→ **Extracted records**:

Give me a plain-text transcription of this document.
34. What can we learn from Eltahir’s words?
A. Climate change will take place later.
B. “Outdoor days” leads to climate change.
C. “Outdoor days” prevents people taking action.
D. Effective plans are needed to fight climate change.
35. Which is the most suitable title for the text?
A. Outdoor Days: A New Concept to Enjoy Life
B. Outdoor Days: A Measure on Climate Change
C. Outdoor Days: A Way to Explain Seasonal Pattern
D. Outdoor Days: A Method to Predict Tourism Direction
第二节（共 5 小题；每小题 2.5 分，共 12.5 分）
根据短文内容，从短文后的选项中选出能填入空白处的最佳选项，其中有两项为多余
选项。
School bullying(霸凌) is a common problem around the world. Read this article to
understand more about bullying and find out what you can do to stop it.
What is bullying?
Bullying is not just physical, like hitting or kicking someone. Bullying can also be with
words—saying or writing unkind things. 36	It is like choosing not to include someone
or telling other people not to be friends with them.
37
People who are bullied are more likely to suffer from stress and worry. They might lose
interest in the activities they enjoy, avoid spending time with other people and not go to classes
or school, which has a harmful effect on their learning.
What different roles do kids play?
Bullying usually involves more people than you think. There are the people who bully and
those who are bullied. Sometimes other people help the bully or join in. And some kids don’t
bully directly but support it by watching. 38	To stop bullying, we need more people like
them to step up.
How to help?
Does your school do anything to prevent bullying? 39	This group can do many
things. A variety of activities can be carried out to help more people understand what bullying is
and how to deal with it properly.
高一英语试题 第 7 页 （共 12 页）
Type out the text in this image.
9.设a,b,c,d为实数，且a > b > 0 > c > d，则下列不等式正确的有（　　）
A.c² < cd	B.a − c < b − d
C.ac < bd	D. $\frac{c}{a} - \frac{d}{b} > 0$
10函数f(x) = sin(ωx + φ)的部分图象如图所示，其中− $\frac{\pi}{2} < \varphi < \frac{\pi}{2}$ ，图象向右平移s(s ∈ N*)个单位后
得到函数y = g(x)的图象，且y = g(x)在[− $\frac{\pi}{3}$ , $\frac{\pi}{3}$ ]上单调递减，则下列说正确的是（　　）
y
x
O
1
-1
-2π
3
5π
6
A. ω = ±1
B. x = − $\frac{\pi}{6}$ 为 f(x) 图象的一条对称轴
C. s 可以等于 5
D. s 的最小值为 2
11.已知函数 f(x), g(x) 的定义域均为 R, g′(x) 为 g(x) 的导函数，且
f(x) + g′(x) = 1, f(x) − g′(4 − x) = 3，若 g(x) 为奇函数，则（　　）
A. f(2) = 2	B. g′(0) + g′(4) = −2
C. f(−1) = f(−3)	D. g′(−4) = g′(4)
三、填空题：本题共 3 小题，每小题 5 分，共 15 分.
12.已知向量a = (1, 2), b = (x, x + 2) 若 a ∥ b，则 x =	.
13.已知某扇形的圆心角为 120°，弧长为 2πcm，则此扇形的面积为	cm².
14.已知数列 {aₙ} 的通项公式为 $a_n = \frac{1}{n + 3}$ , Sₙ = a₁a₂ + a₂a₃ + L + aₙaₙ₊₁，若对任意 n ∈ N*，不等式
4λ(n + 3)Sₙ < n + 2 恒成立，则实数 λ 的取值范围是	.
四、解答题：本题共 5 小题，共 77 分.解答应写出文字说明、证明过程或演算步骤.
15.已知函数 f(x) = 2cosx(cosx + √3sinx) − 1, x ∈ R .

→ **EXERCISE TASK**: Select all lines with the word "activities" from the entries above.

→ **REPLY**:
interest in the activities they enjoy, avoid spending time with other people and not go to classes
things. A variety of activities can be carried out to help more people understand what bullying is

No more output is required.